* [Task prompt]: Select, from the data, each line where "User" occurs.

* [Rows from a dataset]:

:::::

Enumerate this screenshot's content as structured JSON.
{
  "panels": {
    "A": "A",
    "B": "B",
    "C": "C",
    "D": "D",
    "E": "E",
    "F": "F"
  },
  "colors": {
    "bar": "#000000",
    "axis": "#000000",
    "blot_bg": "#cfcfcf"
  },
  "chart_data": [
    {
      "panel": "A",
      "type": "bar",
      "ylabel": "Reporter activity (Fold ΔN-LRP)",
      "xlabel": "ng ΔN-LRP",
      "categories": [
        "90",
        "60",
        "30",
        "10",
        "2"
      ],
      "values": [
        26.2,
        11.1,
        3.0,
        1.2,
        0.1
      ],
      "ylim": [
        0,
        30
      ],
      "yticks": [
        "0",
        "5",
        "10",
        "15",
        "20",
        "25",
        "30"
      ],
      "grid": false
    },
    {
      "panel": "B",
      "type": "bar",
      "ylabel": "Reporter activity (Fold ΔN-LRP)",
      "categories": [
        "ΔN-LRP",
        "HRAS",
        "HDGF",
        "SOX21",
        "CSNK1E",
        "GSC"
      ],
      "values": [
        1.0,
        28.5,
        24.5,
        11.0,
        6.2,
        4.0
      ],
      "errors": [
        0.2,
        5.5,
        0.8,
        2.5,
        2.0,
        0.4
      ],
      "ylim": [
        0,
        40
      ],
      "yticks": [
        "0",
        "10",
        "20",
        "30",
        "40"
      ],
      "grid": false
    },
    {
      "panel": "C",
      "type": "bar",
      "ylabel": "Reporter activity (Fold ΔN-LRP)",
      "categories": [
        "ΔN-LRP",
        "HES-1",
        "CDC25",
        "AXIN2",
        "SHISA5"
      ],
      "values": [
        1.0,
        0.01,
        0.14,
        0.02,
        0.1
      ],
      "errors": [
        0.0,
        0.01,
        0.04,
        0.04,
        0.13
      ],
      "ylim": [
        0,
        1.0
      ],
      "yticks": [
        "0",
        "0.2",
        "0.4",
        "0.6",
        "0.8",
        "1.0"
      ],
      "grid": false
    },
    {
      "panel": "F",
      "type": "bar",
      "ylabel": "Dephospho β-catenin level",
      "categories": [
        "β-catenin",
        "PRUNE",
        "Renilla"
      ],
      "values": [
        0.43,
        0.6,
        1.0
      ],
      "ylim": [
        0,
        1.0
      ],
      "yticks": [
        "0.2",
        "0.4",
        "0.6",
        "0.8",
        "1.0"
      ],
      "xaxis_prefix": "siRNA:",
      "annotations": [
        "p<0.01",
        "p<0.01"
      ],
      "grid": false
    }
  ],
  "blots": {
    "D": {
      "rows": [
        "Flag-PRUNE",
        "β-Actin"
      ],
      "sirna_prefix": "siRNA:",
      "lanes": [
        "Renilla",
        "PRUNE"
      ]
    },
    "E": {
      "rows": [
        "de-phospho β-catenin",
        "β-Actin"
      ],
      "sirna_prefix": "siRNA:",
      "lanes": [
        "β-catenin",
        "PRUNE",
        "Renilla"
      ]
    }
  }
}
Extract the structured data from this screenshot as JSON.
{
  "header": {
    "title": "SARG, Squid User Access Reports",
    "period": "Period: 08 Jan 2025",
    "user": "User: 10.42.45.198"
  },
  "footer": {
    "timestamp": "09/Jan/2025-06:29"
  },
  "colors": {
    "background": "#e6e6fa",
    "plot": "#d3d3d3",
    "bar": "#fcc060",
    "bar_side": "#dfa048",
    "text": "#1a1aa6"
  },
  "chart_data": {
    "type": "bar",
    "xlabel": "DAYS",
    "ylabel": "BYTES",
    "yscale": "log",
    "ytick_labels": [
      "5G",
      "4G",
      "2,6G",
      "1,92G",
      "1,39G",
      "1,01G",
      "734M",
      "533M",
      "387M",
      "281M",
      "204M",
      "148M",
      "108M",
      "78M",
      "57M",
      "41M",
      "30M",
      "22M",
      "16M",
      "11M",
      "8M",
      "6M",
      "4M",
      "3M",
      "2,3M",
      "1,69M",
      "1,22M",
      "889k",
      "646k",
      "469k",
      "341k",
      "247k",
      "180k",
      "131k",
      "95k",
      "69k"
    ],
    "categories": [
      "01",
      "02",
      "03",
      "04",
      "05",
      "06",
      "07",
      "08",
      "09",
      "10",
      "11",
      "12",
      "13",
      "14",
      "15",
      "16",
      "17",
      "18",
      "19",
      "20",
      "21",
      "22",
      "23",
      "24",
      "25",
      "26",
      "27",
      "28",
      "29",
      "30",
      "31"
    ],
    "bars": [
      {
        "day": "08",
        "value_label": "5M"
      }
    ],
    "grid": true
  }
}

:::::

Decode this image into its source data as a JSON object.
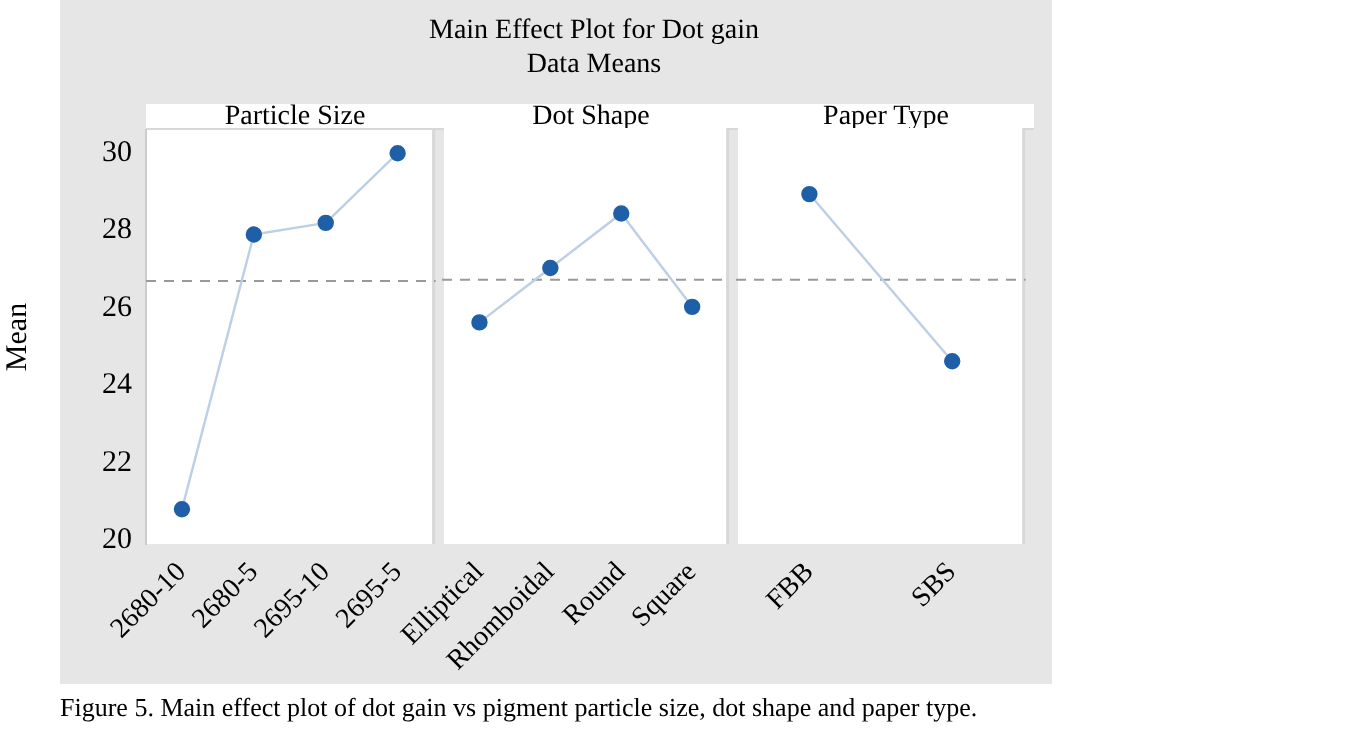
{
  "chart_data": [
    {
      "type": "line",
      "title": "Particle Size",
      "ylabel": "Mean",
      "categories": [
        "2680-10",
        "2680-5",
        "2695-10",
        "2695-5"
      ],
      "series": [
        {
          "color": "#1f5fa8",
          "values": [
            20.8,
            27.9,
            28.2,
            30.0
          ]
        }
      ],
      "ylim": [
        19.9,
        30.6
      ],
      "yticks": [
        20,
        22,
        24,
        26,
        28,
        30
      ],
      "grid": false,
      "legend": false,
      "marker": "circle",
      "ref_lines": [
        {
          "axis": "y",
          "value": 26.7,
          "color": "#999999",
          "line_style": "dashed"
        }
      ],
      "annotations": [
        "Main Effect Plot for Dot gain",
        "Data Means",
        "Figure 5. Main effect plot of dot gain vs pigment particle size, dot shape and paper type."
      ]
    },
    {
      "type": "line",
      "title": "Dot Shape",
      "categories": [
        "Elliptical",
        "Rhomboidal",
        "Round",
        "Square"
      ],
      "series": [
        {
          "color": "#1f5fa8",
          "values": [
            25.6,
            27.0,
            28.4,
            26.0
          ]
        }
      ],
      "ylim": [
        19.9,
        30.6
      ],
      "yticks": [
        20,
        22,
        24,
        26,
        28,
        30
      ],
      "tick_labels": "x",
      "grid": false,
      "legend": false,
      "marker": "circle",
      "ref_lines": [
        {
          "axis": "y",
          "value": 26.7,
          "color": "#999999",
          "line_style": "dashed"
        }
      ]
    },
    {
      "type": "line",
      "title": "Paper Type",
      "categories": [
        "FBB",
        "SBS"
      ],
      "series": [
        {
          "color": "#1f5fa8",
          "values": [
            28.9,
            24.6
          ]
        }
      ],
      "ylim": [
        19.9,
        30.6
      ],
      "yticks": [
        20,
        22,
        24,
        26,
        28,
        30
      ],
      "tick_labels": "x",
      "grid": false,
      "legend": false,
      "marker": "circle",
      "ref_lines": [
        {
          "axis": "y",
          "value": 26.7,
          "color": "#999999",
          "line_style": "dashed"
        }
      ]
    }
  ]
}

:::::

* [Finished exercise]:
    "title": "SARG, Squid User Access Reports",
    "user": "User: 10.42.45.198"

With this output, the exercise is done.